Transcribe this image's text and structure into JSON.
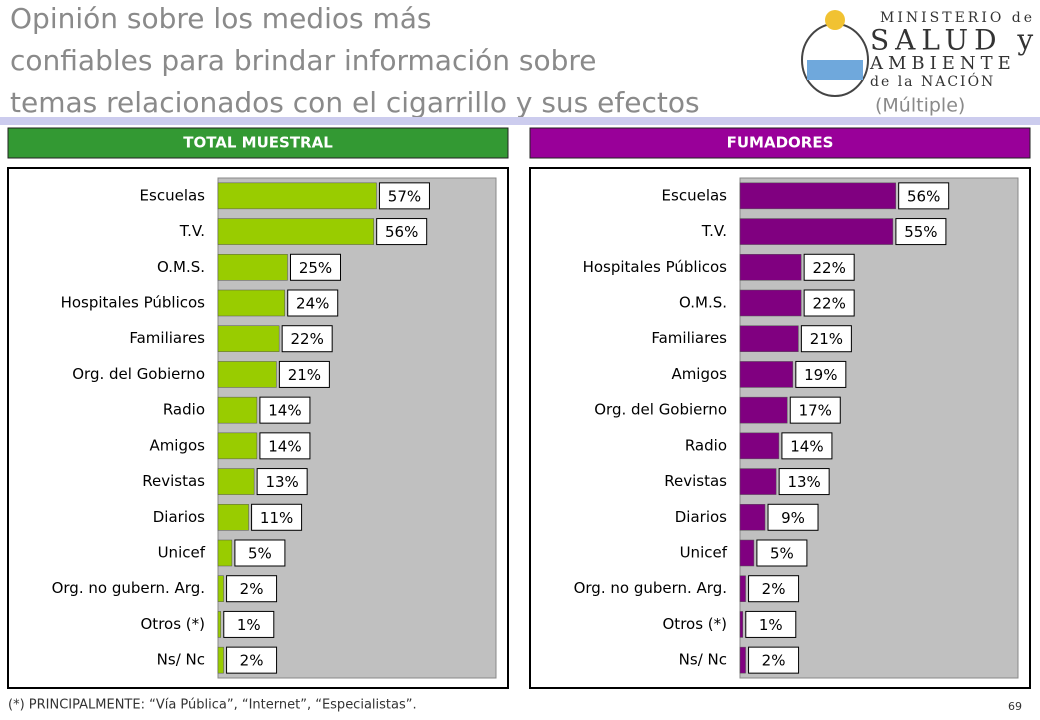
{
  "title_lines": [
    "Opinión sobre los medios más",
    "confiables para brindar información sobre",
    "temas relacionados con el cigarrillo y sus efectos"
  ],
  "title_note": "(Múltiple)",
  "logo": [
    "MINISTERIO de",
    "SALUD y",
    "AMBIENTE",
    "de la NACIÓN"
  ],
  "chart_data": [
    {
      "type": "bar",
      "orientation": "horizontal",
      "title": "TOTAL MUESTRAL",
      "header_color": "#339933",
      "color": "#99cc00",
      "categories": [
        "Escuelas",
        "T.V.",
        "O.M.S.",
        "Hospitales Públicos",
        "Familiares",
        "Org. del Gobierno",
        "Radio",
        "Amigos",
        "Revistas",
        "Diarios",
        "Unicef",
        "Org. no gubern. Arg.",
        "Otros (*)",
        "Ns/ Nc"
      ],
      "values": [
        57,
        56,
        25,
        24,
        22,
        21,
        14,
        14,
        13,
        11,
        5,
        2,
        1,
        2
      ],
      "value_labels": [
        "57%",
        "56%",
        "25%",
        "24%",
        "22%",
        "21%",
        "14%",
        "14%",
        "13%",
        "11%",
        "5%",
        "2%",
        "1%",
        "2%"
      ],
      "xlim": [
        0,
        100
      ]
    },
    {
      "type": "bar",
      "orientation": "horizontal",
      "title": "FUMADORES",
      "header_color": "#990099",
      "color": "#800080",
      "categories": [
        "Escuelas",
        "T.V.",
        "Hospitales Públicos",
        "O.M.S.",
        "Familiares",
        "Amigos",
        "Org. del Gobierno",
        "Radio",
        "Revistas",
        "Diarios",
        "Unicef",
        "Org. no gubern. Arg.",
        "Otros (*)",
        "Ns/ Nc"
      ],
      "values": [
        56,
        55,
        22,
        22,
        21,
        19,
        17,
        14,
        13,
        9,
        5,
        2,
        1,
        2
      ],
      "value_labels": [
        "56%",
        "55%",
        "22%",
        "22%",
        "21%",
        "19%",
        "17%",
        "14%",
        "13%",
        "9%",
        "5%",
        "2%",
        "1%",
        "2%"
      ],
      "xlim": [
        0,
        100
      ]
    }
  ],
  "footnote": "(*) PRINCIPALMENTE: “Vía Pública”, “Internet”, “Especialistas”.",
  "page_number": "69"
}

==========

Write out the records above once more, word for word, with no pictures.

Transcribe this image's text and structure into JSON.
{
  "title_lines": [
    "Opinión sobre los medios más",
    "confiables para brindar información sobre",
    "temas relacionados con el cigarrillo y sus efectos"
  ],
  "title_note": "(Múltiple)",
  "logo": [
    "MINISTERIO de",
    "SALUD y",
    "AMBIENTE",
    "de la NACIÓN"
  ],
  "chart_data": [
    {
      "type": "bar",
      "orientation": "horizontal",
      "title": "TOTAL MUESTRAL",
      "header_color": "#339933",
      "color": "#99cc00",
      "categories": [
        "Escuelas",
        "T.V.",
        "O.M.S.",
        "Hospitales Públicos",
        "Familiares",
        "Org. del Gobierno",
        "Radio",
        "Amigos",
        "Revistas",
        "Diarios",
        "Unicef",
        "Org. no gubern. Arg.",
        "Otros (*)",
        "Ns/ Nc"
      ],
      "values": [
        57,
        56,
        25,
        24,
        22,
        21,
        14,
        14,
        13,
        11,
        5,
        2,
        1,
        2
      ],
      "value_labels": [
        "57%",
        "56%",
        "25%",
        "24%",
        "22%",
        "21%",
        "14%",
        "14%",
        "13%",
        "11%",
        "5%",
        "2%",
        "1%",
        "2%"
      ],
      "xlim": [
        0,
        100
      ]
    },
    {
      "type": "bar",
      "orientation": "horizontal",
      "title": "FUMADORES",
      "header_color": "#990099",
      "color": "#800080",
      "categories": [
        "Escuelas",
        "T.V.",
        "Hospitales Públicos",
        "O.M.S.",
        "Familiares",
        "Amigos",
        "Org. del Gobierno",
        "Radio",
        "Revistas",
        "Diarios",
        "Unicef",
        "Org. no gubern. Arg.",
        "Otros (*)",
        "Ns/ Nc"
      ],
      "values": [
        56,
        55,
        22,
        22,
        21,
        19,
        17,
        14,
        13,
        9,
        5,
        2,
        1,
        2
      ],
      "value_labels": [
        "56%",
        "55%",
        "22%",
        "22%",
        "21%",
        "19%",
        "17%",
        "14%",
        "13%",
        "9%",
        "5%",
        "2%",
        "1%",
        "2%"
      ],
      "xlim": [
        0,
        100
      ]
    }
  ],
  "footnote": "(*) PRINCIPALMENTE: “Vía Pública”, “Internet”, “Especialistas”.",
  "page_number": "69"
}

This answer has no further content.